Copy whichever lines contain the string "kinds".

++++++++

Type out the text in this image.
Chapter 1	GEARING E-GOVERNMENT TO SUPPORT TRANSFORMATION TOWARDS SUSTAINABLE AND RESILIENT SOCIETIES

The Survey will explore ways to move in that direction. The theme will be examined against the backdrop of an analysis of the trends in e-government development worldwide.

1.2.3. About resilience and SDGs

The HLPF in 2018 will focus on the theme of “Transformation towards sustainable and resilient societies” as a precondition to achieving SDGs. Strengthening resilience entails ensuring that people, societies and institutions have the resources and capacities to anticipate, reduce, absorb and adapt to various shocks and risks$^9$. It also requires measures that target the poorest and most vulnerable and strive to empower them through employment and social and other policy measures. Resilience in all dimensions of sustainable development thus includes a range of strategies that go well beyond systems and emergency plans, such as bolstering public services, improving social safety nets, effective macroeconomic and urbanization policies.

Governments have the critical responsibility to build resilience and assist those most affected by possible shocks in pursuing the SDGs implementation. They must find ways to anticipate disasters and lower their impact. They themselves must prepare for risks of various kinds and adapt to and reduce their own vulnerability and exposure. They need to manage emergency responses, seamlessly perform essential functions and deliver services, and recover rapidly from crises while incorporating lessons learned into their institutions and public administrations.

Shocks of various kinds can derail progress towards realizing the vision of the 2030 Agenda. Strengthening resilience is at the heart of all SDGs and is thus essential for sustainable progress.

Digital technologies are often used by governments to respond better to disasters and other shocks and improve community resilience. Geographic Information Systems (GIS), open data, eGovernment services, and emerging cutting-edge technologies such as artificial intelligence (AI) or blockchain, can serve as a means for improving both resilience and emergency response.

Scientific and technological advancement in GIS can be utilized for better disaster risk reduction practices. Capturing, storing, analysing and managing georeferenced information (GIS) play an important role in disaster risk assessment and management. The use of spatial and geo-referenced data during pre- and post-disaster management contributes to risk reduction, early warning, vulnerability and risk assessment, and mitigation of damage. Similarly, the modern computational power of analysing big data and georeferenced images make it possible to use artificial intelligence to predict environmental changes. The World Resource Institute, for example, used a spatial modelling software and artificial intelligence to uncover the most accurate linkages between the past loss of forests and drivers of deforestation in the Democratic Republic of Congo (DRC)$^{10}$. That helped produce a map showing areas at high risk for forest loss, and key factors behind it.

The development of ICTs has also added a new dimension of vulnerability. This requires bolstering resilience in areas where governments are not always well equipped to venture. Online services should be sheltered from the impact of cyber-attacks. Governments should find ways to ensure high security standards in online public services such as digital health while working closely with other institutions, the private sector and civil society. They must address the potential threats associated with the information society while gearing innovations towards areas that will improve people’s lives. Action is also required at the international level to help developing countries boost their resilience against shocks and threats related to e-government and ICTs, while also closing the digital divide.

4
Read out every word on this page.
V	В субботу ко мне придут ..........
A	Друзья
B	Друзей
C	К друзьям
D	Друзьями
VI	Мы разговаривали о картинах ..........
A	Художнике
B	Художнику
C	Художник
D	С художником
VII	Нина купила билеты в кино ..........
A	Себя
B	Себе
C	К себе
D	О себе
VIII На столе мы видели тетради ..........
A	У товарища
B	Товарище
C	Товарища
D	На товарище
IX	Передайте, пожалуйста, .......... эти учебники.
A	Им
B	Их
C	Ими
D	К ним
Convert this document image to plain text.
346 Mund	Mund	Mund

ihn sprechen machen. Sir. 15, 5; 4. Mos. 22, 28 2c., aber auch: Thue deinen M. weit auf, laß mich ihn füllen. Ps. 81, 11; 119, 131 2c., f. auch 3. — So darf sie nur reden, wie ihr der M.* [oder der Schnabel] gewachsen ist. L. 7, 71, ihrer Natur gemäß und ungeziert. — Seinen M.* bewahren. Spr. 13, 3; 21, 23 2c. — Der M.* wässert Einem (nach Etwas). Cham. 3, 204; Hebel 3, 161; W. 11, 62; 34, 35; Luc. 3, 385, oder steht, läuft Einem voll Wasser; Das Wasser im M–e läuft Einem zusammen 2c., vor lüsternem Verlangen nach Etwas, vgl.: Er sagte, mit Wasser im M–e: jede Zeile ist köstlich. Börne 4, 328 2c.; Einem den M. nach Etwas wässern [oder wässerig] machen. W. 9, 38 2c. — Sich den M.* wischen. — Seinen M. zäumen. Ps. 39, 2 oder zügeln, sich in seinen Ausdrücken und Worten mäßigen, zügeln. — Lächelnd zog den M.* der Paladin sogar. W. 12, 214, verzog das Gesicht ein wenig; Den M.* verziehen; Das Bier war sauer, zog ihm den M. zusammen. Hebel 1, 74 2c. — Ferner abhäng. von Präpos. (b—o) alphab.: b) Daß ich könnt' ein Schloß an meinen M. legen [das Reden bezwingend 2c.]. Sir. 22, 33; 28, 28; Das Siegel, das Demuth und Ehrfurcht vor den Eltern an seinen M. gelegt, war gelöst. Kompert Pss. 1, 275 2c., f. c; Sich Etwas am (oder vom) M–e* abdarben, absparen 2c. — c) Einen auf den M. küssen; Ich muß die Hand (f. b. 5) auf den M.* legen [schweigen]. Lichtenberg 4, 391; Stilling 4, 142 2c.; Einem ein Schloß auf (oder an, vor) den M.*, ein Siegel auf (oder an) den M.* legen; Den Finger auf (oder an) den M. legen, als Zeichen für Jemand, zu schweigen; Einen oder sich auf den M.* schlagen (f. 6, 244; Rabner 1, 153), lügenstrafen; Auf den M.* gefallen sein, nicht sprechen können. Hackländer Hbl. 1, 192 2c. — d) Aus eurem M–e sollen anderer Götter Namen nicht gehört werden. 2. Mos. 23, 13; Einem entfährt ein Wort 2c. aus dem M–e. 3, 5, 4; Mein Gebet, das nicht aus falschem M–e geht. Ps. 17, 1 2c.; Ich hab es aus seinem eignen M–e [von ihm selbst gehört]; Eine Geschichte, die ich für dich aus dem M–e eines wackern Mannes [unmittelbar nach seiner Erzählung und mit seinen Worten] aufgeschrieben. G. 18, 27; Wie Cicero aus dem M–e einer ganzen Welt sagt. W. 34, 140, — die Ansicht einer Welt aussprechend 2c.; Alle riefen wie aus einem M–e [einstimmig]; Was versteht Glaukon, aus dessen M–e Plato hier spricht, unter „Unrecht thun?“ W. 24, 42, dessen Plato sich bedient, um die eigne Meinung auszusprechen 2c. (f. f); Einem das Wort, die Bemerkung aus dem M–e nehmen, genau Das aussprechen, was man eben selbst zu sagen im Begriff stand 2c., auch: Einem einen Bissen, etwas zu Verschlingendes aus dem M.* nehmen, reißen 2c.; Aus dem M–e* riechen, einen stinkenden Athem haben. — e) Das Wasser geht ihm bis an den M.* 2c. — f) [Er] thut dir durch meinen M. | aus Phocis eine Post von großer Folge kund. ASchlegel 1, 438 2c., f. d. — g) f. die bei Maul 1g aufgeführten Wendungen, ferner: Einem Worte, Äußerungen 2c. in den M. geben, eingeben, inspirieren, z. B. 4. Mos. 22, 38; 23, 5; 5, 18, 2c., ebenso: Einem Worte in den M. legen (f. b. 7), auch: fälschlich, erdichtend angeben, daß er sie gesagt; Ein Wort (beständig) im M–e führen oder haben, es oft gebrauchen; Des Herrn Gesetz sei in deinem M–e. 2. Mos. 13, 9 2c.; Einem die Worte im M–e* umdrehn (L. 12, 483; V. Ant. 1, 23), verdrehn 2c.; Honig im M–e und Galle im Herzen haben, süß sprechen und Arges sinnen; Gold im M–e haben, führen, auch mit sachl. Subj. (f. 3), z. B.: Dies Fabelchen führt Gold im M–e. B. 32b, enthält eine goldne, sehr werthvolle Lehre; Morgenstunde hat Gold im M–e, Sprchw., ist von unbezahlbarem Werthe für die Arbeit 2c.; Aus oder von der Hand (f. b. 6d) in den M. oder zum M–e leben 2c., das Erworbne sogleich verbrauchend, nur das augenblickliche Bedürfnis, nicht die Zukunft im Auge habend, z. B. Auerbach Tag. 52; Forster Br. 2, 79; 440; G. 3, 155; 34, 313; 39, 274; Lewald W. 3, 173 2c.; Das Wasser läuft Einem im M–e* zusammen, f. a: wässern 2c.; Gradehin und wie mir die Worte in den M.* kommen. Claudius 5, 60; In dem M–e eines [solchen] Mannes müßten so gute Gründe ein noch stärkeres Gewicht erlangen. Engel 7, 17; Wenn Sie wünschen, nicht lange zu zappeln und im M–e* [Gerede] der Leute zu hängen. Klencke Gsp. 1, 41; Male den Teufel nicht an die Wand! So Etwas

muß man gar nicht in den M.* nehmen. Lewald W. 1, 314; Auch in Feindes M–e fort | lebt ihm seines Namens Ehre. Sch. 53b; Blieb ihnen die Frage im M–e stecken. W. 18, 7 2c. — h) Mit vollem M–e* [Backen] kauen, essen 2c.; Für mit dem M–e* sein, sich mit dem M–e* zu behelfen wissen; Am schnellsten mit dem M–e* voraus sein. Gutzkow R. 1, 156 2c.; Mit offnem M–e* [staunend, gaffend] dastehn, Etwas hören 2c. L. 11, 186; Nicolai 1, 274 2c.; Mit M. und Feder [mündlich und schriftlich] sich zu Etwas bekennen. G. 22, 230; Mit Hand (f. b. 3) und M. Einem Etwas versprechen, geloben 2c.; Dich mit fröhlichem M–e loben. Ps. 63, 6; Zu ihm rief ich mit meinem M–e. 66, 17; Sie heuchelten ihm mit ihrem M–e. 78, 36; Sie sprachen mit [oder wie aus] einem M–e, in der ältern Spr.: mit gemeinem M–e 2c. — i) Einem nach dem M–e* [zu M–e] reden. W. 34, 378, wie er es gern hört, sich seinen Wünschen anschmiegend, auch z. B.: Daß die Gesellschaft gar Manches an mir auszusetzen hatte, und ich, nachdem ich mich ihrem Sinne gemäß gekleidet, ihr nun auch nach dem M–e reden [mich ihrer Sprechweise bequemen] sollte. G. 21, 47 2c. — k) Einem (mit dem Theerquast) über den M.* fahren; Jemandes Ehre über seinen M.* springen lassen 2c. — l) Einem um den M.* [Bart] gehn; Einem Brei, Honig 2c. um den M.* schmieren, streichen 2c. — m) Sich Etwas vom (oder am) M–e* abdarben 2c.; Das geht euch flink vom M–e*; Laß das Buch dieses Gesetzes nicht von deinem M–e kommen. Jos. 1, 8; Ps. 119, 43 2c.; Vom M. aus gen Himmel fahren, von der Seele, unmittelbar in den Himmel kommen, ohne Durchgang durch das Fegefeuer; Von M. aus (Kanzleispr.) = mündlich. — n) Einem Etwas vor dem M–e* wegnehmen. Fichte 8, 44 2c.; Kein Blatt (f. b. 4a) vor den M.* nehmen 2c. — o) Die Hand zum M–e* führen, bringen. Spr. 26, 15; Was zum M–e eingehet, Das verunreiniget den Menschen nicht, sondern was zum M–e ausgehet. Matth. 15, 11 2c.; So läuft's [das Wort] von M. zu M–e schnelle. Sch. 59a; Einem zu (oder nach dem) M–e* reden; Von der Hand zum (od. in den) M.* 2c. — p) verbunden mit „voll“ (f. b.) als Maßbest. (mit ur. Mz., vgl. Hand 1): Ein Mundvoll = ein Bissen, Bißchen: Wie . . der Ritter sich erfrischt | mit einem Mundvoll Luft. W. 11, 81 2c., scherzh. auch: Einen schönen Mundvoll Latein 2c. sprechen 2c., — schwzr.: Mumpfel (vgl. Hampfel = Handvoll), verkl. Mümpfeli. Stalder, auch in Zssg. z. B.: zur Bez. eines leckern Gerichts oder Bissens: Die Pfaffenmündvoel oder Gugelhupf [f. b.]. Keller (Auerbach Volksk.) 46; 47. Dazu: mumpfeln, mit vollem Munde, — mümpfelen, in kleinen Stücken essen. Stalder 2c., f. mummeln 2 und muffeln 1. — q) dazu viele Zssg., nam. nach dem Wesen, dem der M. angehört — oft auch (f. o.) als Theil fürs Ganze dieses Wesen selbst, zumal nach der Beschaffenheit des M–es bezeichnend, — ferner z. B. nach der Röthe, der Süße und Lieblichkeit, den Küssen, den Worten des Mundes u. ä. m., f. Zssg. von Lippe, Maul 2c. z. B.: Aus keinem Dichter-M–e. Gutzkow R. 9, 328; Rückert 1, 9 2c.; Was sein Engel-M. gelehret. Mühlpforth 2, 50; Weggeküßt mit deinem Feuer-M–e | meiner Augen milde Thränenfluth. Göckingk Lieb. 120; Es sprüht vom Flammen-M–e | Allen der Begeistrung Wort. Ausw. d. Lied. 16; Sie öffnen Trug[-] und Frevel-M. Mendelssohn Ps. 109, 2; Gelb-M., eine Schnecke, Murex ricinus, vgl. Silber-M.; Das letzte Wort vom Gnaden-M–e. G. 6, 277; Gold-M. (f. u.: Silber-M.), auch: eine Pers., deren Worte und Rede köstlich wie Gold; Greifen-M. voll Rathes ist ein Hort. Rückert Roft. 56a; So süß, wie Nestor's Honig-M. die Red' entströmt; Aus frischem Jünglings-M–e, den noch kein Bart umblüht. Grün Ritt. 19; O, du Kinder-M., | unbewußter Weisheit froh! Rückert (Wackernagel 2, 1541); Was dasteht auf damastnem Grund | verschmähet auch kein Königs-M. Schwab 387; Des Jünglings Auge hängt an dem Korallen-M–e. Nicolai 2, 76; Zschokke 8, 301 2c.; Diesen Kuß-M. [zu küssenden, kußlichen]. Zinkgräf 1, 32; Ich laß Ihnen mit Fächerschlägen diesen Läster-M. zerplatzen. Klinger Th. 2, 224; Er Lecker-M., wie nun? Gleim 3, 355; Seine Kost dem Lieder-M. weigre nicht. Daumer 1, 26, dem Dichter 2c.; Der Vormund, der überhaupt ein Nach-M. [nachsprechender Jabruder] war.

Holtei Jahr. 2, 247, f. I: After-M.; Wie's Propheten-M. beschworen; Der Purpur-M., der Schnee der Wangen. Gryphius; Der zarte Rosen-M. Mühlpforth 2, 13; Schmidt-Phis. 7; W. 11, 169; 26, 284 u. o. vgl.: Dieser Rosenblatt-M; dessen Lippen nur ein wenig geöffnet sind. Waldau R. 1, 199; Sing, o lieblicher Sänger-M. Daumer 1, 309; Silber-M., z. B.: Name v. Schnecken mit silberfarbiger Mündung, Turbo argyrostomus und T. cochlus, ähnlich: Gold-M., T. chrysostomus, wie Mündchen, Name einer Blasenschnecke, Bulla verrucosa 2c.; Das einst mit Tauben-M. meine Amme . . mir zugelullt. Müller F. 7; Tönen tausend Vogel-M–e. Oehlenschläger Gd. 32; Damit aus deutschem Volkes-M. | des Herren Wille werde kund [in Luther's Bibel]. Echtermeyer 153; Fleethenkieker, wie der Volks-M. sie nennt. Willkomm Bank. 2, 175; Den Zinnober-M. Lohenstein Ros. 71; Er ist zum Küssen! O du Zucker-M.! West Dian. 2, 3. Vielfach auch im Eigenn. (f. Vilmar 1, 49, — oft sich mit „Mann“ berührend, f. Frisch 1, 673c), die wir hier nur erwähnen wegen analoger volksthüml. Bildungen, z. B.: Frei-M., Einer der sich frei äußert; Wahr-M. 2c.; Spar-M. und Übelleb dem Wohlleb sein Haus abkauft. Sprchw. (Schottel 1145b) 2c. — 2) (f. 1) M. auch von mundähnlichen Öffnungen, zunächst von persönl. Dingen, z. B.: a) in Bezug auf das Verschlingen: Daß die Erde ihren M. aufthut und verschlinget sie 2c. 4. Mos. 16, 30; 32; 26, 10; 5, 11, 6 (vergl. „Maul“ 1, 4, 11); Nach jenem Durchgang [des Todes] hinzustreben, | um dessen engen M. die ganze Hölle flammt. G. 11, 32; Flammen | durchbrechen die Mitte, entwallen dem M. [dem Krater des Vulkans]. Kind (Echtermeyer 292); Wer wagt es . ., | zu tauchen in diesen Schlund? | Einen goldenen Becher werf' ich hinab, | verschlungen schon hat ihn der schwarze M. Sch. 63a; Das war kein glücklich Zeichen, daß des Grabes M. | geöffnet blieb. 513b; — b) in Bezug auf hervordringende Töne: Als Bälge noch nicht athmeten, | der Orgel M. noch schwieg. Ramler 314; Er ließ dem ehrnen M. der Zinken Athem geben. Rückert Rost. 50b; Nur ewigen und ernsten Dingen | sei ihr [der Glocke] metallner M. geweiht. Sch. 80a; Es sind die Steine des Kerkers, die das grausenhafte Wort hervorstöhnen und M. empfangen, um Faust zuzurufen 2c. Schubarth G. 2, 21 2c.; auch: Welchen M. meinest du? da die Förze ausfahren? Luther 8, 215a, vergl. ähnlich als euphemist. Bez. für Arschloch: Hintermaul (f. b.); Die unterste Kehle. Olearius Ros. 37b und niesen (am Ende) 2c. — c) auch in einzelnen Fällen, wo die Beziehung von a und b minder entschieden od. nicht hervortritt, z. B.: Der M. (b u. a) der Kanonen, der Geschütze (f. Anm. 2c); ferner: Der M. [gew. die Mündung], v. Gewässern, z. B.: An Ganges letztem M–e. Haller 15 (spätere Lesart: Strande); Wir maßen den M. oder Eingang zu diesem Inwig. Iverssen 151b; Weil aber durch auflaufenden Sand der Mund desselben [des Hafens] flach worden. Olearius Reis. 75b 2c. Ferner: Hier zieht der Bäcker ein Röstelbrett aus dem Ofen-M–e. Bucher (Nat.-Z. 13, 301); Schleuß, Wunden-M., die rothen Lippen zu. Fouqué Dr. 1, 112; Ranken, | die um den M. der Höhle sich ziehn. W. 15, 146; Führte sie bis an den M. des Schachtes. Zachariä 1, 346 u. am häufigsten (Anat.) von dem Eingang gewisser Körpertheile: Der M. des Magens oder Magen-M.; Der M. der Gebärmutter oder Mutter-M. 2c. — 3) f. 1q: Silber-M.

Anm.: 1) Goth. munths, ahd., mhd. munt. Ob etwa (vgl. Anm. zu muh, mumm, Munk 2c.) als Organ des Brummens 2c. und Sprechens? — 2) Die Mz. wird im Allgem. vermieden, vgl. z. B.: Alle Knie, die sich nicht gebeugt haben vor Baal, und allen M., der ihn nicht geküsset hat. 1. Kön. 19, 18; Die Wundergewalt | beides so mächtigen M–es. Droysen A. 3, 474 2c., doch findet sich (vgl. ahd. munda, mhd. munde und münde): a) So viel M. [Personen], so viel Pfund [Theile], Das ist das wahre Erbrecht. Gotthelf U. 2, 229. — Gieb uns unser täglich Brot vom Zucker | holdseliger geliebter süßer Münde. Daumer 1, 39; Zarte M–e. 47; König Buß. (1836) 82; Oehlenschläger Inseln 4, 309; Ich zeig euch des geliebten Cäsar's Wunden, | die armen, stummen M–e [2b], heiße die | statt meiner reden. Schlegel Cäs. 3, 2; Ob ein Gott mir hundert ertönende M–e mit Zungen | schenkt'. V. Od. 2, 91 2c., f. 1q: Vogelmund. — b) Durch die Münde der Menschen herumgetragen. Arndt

++++++++

- **The output**:
Governments have the critical responsibility to build resilience and assist those most affected by possible shocks in pursuing the SDGs implementation. They must find ways to anticipate disasters and lower their impact. They themselves must prepare for risks of various kinds and adapt to and reduce their own vulnerability and exposure. They need to manage emergency responses, seamlessly perform essential functions and deliver services, and recover rapidly from crises while incorporating lessons learned into their institutions and public administrations.
Shocks of various kinds can derail progress towards realizing the vision of the 2030 Agenda. Strengthening resilience is at the heart of all SDGs and is thus essential for sustainable progress.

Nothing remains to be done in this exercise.